» Description of the task
Count, in the entries below, the lines in which "Cross" occurs. Give the number, nothing more.
=== Record excerpts ===
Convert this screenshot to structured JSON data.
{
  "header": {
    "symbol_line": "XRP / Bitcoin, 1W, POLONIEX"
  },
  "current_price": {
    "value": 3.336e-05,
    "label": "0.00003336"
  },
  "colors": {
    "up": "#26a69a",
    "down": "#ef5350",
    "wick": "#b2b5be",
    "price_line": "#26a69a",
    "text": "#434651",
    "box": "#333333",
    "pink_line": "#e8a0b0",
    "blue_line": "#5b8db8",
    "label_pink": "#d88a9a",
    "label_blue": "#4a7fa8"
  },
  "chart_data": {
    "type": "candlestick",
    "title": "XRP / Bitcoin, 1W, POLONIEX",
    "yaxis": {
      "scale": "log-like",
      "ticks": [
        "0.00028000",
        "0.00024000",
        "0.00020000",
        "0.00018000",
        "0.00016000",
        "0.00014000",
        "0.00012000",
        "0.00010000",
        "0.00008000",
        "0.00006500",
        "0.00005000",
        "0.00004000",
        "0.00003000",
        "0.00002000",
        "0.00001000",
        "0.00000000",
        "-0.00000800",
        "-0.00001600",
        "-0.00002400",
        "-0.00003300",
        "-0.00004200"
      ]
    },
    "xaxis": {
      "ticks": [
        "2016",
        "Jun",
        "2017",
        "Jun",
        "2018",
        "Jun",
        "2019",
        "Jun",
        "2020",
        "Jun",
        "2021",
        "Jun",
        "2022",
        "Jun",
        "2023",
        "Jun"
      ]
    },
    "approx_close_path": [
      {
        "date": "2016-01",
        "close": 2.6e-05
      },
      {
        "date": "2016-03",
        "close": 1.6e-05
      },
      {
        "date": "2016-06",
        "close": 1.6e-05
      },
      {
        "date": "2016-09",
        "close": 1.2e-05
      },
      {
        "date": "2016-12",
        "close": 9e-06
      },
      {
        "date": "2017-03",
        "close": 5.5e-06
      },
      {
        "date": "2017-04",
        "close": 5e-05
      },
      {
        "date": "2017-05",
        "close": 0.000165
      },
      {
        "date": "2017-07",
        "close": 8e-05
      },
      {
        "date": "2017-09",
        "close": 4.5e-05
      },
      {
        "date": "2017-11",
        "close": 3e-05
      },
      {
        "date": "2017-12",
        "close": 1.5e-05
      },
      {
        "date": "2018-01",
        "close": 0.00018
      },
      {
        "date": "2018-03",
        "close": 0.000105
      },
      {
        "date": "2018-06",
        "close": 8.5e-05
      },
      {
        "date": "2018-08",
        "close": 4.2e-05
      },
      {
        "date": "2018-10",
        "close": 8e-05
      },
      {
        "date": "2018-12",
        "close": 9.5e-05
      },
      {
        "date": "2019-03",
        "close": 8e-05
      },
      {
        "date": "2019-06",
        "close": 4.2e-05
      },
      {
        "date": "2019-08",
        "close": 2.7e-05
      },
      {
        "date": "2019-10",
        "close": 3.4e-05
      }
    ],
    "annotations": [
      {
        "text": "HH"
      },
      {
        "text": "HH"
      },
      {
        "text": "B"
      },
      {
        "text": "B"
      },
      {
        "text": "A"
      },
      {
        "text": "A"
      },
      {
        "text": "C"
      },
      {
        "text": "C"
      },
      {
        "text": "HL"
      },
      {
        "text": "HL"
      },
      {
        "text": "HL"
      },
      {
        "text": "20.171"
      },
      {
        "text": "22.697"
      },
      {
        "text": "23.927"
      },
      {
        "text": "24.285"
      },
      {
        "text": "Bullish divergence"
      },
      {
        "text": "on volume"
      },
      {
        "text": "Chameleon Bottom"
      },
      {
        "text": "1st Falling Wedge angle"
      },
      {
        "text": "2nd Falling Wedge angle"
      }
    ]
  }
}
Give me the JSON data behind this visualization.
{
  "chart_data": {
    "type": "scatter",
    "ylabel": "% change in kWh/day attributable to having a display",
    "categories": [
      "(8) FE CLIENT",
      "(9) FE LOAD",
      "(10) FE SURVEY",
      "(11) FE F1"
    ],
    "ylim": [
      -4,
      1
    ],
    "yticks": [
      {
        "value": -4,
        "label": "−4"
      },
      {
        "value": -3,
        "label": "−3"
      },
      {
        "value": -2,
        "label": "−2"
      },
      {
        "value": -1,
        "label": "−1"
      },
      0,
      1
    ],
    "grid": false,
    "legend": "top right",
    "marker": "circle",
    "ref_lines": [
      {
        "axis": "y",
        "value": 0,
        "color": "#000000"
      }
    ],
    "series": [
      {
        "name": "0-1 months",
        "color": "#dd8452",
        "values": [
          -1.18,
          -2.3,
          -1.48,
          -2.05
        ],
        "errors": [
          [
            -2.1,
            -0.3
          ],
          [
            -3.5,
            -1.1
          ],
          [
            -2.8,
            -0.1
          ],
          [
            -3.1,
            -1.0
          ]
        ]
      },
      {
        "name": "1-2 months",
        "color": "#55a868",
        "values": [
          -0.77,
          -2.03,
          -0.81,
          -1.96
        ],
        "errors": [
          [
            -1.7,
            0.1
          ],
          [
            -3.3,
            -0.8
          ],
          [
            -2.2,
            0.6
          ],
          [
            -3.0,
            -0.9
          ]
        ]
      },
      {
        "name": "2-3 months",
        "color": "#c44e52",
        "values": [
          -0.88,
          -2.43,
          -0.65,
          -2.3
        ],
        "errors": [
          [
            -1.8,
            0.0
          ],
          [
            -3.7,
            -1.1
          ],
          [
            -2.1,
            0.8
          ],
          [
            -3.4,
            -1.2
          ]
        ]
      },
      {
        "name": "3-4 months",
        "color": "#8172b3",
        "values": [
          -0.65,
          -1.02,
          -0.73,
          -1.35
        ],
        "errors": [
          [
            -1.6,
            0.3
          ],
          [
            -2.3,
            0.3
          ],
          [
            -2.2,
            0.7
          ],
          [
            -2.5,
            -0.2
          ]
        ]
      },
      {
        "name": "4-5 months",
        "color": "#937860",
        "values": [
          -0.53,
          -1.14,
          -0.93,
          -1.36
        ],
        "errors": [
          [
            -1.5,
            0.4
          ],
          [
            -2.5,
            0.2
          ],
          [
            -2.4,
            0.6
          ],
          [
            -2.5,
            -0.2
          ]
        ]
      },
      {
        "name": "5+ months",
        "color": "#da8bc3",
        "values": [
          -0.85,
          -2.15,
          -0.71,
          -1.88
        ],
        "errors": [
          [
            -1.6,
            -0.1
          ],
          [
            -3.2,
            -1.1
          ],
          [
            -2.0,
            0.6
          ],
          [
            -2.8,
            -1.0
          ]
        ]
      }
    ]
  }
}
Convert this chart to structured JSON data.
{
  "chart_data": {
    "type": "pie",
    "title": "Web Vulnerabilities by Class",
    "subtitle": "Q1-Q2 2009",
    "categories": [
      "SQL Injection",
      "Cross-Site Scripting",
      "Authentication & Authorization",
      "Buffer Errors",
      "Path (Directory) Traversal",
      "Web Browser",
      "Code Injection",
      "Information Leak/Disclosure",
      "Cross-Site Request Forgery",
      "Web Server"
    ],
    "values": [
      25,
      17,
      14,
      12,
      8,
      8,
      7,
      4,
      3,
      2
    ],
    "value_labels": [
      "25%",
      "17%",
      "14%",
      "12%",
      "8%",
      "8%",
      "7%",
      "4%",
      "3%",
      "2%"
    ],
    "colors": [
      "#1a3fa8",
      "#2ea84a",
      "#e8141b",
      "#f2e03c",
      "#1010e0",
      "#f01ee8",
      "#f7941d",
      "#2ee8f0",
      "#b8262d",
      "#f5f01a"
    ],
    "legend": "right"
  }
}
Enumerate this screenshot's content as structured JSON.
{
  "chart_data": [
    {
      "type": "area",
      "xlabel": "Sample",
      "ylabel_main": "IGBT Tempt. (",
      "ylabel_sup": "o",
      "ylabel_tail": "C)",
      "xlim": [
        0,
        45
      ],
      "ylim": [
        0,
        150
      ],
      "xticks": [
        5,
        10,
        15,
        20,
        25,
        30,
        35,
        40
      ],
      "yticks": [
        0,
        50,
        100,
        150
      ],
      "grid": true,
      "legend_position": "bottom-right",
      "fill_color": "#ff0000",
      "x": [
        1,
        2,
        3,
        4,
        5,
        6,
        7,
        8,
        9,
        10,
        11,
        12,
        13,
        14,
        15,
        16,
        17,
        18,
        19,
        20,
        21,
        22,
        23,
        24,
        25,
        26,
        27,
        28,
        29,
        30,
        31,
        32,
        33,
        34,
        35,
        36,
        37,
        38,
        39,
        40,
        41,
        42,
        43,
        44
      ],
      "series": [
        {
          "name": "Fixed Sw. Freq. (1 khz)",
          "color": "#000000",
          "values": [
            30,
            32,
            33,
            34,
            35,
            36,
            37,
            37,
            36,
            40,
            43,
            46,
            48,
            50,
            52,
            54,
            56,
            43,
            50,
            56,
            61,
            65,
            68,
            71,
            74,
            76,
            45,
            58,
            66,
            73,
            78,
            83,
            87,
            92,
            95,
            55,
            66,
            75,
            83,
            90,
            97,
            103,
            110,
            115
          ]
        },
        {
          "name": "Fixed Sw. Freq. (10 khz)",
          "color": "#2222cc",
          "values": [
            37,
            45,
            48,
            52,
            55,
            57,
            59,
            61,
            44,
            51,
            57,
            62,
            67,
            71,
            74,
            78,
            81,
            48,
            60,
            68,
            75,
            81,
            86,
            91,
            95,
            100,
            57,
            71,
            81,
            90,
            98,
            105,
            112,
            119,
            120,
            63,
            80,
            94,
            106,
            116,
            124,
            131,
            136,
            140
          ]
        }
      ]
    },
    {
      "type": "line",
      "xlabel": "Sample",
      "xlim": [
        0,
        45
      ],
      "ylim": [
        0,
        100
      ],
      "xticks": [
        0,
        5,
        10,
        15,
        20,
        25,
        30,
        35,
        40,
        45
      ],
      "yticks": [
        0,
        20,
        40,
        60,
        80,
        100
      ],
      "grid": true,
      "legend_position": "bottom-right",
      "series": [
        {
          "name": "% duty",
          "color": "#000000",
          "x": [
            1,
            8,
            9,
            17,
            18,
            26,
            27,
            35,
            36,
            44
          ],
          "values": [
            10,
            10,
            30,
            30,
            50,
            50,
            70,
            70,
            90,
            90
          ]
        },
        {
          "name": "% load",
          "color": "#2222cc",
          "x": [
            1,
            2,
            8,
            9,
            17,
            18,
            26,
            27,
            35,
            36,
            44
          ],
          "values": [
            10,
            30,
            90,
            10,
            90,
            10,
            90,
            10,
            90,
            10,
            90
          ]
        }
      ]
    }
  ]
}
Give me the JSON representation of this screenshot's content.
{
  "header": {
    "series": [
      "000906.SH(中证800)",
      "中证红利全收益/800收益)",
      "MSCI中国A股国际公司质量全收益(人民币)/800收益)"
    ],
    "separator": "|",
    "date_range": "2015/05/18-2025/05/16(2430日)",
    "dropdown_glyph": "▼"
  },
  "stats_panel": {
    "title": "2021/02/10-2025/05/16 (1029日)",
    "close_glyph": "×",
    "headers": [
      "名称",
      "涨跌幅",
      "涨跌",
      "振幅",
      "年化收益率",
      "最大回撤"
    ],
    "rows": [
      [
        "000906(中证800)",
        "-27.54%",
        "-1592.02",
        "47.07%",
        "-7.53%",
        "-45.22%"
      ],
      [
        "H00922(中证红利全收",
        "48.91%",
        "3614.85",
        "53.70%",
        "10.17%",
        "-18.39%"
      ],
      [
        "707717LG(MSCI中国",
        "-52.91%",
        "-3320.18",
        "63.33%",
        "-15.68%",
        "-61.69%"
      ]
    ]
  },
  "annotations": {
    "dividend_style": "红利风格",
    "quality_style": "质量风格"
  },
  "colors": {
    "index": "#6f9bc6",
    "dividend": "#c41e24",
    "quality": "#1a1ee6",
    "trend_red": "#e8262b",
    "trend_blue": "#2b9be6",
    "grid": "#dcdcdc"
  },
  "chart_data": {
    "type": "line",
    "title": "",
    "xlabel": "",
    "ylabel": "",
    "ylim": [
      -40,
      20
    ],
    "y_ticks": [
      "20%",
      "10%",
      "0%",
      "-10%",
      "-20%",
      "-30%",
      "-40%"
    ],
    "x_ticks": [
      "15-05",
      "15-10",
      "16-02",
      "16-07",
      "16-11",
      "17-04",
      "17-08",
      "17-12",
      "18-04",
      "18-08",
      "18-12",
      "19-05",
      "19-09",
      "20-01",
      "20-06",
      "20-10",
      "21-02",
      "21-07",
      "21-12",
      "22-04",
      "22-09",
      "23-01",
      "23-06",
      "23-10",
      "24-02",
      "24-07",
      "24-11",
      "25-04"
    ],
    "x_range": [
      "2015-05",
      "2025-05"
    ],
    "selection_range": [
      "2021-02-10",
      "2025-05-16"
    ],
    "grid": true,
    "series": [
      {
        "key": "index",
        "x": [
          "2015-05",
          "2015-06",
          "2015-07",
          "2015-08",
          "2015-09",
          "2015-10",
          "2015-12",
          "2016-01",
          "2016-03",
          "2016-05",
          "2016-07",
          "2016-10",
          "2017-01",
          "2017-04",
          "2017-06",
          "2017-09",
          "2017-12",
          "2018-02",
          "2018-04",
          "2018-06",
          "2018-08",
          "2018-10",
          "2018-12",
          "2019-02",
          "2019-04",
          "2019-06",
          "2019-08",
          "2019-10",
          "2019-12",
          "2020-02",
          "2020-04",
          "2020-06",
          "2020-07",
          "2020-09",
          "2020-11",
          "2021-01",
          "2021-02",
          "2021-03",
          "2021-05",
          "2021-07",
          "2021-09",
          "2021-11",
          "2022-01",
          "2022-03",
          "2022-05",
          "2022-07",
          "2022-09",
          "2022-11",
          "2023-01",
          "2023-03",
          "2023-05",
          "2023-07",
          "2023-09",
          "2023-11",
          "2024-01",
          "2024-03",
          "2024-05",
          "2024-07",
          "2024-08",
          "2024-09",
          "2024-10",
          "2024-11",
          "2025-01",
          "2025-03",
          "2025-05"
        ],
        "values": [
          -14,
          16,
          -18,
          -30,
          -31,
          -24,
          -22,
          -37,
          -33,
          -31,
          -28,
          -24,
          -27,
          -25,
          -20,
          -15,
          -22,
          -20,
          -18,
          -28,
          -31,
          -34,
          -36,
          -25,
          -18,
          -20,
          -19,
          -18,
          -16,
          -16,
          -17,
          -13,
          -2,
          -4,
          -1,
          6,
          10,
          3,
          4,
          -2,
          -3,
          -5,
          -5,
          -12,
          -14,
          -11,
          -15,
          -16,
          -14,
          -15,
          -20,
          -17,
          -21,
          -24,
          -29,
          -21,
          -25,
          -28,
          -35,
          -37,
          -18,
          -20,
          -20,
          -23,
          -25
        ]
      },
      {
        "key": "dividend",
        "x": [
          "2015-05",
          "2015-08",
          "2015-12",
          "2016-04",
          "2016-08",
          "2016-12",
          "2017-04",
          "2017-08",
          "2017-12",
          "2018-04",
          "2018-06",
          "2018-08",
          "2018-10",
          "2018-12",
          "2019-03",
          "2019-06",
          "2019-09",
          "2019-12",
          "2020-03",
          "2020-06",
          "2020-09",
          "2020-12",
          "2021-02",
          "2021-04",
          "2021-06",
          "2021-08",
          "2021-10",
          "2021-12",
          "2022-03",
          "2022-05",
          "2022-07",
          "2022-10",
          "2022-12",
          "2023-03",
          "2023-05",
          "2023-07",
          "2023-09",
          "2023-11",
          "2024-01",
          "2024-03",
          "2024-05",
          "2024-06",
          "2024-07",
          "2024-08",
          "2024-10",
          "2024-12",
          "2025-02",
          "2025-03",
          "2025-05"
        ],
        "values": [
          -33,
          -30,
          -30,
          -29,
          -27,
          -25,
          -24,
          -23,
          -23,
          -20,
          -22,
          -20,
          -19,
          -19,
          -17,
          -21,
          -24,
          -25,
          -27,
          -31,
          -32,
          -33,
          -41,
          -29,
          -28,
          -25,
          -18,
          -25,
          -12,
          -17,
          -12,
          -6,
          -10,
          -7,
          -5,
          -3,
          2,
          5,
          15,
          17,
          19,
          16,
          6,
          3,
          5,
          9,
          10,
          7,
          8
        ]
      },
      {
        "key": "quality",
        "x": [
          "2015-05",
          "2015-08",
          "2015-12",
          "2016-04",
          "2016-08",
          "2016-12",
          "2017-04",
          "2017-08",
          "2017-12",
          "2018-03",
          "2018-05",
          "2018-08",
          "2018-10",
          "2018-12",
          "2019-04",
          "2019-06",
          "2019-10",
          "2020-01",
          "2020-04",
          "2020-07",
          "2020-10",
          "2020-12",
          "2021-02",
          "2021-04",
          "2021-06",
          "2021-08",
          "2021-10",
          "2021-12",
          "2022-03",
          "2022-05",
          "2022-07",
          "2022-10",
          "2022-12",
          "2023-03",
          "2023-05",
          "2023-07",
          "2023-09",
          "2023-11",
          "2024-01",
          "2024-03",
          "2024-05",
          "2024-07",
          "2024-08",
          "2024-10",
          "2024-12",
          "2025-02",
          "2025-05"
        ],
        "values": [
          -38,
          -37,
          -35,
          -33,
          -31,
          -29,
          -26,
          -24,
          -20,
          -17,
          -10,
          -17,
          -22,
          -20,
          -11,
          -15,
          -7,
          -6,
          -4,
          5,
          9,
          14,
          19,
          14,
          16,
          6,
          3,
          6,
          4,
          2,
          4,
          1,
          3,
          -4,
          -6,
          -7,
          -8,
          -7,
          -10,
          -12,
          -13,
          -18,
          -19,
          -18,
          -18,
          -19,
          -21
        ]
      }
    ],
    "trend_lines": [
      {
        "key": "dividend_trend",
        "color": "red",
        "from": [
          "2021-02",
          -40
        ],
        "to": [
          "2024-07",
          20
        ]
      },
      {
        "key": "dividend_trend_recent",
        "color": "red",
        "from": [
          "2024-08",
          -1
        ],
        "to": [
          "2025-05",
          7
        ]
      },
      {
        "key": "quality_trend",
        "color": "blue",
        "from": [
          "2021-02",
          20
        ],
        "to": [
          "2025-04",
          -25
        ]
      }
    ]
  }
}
===
» Problem solution
2